## Start Input for this task
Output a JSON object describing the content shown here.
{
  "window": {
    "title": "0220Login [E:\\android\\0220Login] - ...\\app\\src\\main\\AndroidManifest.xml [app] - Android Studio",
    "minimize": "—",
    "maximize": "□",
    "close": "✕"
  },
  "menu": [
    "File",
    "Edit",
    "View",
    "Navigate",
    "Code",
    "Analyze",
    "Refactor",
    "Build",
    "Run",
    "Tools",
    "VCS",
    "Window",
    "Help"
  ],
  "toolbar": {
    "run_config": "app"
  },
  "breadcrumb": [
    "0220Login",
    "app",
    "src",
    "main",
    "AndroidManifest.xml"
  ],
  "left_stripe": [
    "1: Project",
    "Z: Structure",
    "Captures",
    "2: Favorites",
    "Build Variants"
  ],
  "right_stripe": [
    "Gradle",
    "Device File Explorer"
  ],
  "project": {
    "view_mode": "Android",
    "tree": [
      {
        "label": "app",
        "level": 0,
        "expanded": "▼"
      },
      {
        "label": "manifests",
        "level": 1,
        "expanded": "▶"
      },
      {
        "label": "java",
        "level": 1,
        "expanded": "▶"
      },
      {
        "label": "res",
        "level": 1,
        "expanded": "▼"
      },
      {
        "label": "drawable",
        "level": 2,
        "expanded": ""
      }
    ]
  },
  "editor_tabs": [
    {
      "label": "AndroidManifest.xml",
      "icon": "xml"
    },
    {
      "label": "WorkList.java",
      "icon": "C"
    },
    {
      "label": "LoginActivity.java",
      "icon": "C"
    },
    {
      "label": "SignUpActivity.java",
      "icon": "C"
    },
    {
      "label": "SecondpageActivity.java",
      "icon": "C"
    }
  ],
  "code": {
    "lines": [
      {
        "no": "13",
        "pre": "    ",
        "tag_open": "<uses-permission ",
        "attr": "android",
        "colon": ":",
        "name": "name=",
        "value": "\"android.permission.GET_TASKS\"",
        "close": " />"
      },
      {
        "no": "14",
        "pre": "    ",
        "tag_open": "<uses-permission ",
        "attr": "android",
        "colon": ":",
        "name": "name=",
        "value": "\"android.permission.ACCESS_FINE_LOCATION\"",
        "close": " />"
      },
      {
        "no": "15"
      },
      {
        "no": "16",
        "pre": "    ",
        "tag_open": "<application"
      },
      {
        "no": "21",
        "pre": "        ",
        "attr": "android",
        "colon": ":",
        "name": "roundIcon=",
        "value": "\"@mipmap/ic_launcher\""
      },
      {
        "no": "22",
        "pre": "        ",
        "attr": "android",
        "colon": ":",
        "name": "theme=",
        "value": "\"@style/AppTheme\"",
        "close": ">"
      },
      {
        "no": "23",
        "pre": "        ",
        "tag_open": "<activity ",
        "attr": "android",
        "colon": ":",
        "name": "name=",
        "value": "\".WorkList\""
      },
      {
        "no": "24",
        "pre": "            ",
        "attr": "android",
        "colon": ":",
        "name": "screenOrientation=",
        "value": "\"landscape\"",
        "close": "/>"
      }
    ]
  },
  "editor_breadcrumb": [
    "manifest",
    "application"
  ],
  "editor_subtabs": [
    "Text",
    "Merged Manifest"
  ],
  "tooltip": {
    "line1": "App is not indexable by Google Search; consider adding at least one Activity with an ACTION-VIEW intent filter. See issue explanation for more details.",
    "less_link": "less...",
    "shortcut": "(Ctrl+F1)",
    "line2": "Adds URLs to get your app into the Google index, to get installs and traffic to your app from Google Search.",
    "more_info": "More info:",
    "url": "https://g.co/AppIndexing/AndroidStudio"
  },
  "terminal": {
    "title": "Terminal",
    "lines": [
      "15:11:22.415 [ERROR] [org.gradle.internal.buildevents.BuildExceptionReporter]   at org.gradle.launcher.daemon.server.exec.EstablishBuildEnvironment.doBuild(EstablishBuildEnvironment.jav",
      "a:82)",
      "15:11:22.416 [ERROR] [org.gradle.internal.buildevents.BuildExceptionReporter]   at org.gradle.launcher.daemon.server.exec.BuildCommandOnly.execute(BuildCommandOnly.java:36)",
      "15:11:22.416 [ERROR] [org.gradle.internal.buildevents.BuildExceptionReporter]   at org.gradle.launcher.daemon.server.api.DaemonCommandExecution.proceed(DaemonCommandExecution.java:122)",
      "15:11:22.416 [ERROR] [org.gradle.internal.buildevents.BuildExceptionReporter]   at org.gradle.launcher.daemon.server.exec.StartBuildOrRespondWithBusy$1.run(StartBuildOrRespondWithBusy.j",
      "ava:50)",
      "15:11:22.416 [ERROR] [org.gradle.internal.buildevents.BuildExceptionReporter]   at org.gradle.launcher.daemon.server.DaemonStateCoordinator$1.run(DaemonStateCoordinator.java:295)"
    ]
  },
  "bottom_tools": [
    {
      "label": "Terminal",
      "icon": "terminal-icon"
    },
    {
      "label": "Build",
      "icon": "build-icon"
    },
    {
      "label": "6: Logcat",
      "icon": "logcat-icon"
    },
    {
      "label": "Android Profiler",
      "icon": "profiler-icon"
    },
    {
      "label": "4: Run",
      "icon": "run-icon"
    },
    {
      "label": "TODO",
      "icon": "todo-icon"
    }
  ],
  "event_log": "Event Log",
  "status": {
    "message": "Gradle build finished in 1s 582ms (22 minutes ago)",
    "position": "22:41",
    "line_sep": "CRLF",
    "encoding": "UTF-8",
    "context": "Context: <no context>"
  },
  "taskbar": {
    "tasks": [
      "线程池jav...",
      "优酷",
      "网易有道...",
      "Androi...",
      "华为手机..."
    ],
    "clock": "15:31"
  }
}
## End Input for this task
**Work to complete**: Copy out the lines that hold "WorkList".

**Solution for this task**:
      "label": "WorkList.java",
        "value": "\".WorkList\""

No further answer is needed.